(Records from a collection)
☆ ☆ ☆

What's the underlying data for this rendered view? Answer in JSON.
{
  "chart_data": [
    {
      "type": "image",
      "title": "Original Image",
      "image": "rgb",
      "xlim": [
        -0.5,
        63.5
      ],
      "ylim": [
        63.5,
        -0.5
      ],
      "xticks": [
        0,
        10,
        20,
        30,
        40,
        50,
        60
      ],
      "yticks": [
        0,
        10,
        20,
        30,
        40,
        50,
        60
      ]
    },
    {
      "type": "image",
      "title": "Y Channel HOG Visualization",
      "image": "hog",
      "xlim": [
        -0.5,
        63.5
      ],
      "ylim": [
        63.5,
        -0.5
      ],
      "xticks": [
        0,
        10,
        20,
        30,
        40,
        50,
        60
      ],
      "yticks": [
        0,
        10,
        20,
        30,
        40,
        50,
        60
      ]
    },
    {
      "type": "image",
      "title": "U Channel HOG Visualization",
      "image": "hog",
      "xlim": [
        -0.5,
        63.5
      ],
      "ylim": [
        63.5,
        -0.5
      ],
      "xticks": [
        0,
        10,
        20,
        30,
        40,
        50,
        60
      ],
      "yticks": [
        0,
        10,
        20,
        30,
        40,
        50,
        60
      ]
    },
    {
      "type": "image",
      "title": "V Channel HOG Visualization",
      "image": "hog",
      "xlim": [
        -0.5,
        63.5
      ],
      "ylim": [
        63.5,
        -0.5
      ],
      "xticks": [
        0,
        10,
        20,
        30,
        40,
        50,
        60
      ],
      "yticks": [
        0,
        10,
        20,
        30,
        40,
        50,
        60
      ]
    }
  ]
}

☆ ☆ ☆

Description of the task:
Copy each line of the listing that contains the string "Visualization".

Response:
      "title": "Y Channel HOG Visualization",
      "title": "U Channel HOG Visualization",
      "title": "V Channel HOG Visualization",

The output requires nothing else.